### EXERCISE GOAL
Go through the records and copy each line where the word "color" occurs.

[Stored dataset items]
----------------------------------------
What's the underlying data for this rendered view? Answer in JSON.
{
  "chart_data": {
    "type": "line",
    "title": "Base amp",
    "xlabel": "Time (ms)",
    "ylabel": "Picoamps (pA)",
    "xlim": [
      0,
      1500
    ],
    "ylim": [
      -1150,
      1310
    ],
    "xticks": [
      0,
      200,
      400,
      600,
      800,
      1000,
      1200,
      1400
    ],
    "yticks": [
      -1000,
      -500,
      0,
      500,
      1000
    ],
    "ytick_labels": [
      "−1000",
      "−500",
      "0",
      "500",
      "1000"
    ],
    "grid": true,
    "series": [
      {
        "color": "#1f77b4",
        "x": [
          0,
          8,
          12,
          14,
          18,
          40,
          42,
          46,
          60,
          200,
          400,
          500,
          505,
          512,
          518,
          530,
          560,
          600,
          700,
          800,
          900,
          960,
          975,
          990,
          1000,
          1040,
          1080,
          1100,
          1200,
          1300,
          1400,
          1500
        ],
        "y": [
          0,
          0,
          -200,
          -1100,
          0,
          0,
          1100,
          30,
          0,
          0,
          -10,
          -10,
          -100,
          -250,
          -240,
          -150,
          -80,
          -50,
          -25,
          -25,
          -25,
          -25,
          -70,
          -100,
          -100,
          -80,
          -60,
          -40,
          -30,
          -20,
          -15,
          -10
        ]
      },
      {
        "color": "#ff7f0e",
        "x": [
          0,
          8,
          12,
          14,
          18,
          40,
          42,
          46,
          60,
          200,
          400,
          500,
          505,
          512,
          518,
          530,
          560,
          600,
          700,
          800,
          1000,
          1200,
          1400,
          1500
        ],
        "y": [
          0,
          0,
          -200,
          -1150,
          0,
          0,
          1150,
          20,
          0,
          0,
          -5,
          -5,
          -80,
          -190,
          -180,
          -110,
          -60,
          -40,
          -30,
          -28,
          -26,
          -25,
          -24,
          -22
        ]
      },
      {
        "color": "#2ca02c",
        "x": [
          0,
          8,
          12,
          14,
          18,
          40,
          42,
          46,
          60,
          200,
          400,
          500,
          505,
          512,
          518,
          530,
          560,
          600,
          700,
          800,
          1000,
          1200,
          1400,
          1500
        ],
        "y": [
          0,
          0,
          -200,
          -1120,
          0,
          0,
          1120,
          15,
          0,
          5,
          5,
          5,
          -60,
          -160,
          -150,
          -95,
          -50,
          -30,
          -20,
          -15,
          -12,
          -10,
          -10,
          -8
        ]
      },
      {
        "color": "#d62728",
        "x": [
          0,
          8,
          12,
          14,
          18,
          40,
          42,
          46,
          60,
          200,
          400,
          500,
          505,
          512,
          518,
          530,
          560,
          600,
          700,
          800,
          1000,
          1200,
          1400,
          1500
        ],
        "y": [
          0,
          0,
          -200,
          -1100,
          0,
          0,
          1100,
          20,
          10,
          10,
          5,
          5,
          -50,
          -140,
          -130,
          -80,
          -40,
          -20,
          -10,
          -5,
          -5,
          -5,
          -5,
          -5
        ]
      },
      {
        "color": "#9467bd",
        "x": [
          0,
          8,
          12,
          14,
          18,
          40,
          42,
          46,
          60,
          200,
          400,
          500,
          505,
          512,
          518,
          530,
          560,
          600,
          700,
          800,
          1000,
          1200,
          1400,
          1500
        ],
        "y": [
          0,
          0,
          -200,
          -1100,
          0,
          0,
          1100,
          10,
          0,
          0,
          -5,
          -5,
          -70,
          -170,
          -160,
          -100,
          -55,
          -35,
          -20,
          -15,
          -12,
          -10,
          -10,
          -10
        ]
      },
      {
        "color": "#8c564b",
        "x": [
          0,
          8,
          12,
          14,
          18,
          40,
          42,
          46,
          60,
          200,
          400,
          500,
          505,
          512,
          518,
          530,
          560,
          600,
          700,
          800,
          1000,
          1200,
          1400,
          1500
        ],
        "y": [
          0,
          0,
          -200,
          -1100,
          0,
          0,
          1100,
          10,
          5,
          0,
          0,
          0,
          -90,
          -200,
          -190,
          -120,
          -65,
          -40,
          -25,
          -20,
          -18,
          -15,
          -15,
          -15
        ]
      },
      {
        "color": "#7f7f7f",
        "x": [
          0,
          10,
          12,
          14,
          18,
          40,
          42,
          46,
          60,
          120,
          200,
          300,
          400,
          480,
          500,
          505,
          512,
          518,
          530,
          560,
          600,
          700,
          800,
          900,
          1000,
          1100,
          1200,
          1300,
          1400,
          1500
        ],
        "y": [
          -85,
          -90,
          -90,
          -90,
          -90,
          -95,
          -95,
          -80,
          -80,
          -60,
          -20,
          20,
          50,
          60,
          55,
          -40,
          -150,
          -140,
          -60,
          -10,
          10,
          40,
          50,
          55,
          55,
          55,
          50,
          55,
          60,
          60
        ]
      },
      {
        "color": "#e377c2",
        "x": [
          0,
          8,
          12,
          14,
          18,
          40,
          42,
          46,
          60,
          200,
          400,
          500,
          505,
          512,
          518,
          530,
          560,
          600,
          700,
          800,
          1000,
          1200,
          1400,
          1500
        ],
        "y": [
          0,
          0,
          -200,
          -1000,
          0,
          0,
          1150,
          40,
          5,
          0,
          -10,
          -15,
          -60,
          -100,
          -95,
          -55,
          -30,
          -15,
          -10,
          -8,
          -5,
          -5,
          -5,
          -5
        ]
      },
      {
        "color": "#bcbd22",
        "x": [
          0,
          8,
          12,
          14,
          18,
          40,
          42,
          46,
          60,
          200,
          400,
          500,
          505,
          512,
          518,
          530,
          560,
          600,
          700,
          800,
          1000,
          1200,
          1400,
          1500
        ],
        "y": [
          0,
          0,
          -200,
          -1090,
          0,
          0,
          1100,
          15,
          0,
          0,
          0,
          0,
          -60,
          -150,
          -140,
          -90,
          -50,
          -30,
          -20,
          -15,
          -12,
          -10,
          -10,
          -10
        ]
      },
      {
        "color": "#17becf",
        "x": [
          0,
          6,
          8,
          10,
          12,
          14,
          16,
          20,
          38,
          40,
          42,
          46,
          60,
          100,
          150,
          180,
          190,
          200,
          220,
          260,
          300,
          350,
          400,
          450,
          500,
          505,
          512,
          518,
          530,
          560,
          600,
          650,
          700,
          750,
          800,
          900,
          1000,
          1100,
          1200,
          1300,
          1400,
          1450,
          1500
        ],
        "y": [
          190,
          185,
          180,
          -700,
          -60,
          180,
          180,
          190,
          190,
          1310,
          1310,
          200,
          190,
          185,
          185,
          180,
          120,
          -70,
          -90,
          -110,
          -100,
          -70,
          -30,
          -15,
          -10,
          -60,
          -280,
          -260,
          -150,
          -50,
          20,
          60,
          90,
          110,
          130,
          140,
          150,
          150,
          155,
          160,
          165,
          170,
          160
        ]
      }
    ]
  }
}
----------------------------------------
### RESPONSE
        "color": "#1f77b4",
        "color": "#ff7f0e",
        "color": "#2ca02c",
        "color": "#d62728",
        "color": "#9467bd",
        "color": "#8c564b",
        "color": "#7f7f7f",
        "color": "#e377c2",
        "color": "#bcbd22",
        "color": "#17becf",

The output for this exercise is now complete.